AIM OF THE EXERCISE: Only lines with the word "icon" are needed; collect each of them from the listing below.

LISTED RECORDS:
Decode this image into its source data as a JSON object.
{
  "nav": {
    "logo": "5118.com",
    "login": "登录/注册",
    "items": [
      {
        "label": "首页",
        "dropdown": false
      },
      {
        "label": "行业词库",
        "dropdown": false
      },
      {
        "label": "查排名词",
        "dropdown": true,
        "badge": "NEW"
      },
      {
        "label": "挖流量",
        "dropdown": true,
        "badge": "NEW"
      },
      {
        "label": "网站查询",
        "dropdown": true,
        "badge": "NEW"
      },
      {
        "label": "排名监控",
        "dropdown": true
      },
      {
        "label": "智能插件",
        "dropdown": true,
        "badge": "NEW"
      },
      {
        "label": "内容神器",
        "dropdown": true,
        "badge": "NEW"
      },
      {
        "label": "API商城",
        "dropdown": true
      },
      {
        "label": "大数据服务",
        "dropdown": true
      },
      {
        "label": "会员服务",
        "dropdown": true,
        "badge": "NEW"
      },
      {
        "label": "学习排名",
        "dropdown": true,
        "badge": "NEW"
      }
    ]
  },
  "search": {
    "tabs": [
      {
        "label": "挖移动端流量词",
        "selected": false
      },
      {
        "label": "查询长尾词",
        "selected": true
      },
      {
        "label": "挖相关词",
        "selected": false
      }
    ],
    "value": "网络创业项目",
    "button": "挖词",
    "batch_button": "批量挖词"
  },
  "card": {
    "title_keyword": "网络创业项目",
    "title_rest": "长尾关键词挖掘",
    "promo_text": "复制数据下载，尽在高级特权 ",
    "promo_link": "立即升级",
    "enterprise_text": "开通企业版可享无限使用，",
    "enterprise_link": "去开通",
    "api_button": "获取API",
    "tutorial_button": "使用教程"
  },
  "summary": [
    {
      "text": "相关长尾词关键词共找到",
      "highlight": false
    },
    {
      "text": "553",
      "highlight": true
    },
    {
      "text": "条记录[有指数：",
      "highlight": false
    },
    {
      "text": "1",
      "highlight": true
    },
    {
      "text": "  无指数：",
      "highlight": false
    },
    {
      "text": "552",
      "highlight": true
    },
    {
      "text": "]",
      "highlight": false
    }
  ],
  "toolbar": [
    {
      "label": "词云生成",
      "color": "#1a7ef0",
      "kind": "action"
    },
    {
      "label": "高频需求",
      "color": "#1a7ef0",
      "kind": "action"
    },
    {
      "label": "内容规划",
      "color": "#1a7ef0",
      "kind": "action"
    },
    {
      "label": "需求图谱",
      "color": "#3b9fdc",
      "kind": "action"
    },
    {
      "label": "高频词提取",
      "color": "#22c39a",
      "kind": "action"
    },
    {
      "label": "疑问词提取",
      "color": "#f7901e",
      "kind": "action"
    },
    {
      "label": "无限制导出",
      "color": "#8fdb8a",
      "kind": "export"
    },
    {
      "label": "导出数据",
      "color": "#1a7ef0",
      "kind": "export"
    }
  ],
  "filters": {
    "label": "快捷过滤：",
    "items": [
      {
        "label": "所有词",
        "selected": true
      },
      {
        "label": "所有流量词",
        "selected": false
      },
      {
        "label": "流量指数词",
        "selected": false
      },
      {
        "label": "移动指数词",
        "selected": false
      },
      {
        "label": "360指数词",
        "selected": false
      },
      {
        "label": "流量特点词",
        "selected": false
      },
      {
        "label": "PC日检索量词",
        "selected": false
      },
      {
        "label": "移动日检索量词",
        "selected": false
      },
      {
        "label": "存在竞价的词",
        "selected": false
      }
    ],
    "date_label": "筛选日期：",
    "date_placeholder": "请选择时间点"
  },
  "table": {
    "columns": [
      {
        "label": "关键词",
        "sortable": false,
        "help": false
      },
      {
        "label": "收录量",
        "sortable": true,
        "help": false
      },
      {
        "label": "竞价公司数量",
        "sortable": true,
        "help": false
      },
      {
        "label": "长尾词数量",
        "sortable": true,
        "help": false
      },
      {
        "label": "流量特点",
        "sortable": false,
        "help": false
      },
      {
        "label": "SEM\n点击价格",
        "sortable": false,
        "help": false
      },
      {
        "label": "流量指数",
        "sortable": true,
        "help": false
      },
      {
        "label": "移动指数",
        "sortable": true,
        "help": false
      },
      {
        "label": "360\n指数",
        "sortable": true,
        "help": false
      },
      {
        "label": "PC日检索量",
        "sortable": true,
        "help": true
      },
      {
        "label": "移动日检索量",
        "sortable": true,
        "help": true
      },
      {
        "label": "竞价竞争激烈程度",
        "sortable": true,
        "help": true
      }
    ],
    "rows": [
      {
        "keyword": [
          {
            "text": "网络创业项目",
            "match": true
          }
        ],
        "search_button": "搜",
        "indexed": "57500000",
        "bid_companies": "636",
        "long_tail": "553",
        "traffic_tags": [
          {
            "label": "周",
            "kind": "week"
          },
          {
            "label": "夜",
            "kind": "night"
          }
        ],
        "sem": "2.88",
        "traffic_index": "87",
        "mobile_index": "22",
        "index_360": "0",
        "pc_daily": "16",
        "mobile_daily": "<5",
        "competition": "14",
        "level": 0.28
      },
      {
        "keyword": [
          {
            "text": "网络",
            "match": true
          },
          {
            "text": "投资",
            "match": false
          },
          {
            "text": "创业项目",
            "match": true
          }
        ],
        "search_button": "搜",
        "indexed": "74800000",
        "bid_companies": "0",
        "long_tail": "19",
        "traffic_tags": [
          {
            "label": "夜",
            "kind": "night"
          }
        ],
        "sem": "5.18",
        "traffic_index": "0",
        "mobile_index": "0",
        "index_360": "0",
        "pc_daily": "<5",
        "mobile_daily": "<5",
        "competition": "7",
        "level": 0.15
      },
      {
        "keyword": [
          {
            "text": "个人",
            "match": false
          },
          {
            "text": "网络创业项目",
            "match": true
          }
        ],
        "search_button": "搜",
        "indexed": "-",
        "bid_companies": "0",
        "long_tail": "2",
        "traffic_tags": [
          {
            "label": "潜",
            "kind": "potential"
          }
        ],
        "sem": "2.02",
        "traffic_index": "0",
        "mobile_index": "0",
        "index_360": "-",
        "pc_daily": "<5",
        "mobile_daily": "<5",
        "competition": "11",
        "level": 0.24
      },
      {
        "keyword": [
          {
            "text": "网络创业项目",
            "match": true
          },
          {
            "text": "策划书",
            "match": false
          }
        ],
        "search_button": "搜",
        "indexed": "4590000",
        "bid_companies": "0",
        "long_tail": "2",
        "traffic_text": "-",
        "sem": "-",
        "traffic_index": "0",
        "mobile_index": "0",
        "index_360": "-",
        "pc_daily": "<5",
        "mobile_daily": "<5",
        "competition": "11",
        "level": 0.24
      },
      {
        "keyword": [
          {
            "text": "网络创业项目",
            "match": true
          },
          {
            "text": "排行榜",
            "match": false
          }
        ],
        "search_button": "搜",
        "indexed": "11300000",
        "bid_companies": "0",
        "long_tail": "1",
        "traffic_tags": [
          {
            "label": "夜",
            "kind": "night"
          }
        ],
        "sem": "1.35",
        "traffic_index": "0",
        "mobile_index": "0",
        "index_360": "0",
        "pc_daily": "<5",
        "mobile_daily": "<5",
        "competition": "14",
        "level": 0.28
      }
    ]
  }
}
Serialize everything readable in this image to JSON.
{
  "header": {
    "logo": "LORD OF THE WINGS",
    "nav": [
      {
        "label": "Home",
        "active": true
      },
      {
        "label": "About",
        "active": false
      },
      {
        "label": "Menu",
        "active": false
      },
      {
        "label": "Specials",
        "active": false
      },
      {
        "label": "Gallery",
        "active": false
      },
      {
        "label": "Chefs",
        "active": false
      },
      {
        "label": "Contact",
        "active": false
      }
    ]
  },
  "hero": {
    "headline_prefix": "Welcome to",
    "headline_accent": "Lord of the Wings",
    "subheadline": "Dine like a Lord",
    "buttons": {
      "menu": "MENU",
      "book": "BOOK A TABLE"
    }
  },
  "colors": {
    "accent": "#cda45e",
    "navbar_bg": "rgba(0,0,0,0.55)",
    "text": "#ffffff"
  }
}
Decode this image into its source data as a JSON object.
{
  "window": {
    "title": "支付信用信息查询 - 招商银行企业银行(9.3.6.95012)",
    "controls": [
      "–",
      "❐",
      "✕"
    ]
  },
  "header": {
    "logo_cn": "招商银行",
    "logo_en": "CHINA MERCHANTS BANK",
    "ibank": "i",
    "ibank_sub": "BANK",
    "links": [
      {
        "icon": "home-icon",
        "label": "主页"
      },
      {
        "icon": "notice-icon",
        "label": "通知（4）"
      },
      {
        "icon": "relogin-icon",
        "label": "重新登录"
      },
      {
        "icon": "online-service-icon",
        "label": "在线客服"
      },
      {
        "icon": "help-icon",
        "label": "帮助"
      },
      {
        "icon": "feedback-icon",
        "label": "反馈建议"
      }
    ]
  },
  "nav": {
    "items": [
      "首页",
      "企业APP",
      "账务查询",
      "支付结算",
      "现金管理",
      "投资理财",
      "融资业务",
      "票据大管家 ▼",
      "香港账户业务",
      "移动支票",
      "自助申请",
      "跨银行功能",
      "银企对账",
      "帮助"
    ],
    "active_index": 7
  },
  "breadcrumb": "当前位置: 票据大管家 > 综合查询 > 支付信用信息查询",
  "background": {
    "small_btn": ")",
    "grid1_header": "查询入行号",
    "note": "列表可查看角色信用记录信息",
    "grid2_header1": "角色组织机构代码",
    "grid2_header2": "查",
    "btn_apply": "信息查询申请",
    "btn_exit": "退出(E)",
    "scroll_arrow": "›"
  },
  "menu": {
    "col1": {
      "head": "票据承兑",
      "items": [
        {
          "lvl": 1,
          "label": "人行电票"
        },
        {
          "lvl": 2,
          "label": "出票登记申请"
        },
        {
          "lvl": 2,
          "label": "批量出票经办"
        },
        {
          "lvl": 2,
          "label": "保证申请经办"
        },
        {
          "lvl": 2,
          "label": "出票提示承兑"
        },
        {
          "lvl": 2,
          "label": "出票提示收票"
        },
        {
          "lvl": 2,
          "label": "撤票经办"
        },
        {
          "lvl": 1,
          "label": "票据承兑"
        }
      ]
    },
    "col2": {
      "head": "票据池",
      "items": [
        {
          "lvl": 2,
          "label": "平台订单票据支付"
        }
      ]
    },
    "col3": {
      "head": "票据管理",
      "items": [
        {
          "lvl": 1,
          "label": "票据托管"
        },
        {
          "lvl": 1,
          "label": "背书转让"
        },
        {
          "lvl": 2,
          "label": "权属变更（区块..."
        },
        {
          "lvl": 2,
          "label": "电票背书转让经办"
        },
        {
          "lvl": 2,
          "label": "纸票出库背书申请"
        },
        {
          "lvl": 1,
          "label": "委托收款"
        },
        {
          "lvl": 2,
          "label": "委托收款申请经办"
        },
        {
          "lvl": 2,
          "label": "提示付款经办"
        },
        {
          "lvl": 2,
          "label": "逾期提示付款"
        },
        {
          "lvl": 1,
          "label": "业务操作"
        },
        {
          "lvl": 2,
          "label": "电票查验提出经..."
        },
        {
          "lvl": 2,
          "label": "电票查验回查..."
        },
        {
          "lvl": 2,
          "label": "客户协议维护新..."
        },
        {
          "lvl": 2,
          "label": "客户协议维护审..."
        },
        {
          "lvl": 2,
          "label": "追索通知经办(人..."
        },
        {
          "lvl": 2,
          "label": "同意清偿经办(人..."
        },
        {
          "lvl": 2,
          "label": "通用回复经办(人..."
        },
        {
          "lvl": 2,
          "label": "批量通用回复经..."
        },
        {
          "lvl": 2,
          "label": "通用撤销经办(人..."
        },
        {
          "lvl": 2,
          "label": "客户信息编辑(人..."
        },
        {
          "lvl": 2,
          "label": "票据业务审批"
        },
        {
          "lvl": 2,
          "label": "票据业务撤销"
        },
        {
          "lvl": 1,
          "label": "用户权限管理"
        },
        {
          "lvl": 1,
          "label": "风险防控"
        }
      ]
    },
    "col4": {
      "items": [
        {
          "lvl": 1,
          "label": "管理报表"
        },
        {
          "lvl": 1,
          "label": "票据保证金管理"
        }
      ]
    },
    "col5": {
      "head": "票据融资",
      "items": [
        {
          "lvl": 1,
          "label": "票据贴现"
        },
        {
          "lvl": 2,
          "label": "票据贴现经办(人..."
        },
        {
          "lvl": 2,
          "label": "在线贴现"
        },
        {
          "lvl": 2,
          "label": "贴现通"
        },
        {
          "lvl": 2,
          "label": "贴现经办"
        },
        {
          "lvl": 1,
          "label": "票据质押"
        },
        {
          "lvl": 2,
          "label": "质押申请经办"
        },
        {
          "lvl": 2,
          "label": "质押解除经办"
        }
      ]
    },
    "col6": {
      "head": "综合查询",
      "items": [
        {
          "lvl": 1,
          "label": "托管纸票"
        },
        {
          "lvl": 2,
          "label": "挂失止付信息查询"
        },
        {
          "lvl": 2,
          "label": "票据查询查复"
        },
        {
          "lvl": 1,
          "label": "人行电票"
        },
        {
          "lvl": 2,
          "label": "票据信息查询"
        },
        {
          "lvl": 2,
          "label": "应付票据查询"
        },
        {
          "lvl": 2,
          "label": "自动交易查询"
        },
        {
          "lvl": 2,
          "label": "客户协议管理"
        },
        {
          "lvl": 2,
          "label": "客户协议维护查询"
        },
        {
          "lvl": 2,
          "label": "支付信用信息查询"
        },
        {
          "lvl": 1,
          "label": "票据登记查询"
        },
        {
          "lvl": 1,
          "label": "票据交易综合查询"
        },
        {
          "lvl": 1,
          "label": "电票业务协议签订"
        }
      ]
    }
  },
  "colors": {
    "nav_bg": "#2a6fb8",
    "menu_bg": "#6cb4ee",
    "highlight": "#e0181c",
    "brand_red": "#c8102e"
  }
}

CORRECT OUTPUT:
        "icon": "home-icon",
        "icon": "notice-icon",
        "icon": "relogin-icon",
        "icon": "online-service-icon",
        "icon": "help-icon",
        "icon": "feedback-icon",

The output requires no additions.